● **Directive**
Give every line of the material again, exactly as written.

● **Saved entries**
************
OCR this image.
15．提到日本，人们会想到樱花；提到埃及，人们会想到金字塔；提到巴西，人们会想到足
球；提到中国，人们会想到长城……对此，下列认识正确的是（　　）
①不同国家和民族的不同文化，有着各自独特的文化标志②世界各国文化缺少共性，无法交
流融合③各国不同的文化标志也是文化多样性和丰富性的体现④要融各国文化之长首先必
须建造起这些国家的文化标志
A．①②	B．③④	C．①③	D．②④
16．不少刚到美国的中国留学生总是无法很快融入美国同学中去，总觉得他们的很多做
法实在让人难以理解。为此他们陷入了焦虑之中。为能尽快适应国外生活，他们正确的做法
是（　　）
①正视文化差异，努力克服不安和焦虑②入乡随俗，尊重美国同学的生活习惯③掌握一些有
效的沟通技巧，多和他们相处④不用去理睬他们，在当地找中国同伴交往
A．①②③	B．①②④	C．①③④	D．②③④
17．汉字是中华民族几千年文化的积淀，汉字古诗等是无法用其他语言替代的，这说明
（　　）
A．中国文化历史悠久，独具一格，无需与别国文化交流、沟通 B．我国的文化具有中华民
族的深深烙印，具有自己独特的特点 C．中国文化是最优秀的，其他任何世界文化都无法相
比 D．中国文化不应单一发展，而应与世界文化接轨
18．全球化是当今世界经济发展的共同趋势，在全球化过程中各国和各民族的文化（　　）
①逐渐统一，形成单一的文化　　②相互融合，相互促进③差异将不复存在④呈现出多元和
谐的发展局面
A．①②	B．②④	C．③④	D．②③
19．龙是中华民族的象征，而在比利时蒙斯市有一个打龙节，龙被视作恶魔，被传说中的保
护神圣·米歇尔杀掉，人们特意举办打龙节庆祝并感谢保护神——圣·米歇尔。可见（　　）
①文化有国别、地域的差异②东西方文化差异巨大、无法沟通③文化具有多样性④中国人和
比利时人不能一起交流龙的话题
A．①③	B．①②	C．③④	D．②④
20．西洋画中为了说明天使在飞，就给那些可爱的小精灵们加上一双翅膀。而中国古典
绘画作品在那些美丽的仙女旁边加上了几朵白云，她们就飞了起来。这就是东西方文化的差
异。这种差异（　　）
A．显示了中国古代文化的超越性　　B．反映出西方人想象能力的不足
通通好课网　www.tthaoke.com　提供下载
************
● **Final result**
OCR this image.
15．提到日本，人们会想到樱花；提到埃及，人们会想到金字塔；提到巴西，人们会想到足
球；提到中国，人们会想到长城……对此，下列认识正确的是（　　）
①不同国家和民族的不同文化，有着各自独特的文化标志②世界各国文化缺少共性，无法交
流融合③各国不同的文化标志也是文化多样性和丰富性的体现④要融各国文化之长首先必
须建造起这些国家的文化标志
A．①②	B．③④	C．①③	D．②④
16．不少刚到美国的中国留学生总是无法很快融入美国同学中去，总觉得他们的很多做
法实在让人难以理解。为此他们陷入了焦虑之中。为能尽快适应国外生活，他们正确的做法
是（　　）
①正视文化差异，努力克服不安和焦虑②入乡随俗，尊重美国同学的生活习惯③掌握一些有
效的沟通技巧，多和他们相处④不用去理睬他们，在当地找中国同伴交往
A．①②③	B．①②④	C．①③④	D．②③④
17．汉字是中华民族几千年文化的积淀，汉字古诗等是无法用其他语言替代的，这说明
（　　）
A．中国文化历史悠久，独具一格，无需与别国文化交流、沟通 B．我国的文化具有中华民
族的深深烙印，具有自己独特的特点 C．中国文化是最优秀的，其他任何世界文化都无法相
比 D．中国文化不应单一发展，而应与世界文化接轨
18．全球化是当今世界经济发展的共同趋势，在全球化过程中各国和各民族的文化（　　）
①逐渐统一，形成单一的文化　　②相互融合，相互促进③差异将不复存在④呈现出多元和
谐的发展局面
A．①②	B．②④	C．③④	D．②③
19．龙是中华民族的象征，而在比利时蒙斯市有一个打龙节，龙被视作恶魔，被传说中的保
护神圣·米歇尔杀掉，人们特意举办打龙节庆祝并感谢保护神——圣·米歇尔。可见（　　）
①文化有国别、地域的差异②东西方文化差异巨大、无法沟通③文化具有多样性④中国人和
比利时人不能一起交流龙的话题
A．①③	B．①②	C．③④	D．②④
20．西洋画中为了说明天使在飞，就给那些可爱的小精灵们加上一双翅膀。而中国古典
绘画作品在那些美丽的仙女旁边加上了几朵白云，她们就飞了起来。这就是东西方文化的差
异。这种差异（　　）
A．显示了中国古代文化的超越性　　B．反映出西方人想象能力的不足
通通好课网　www.tthaoke.com　提供下载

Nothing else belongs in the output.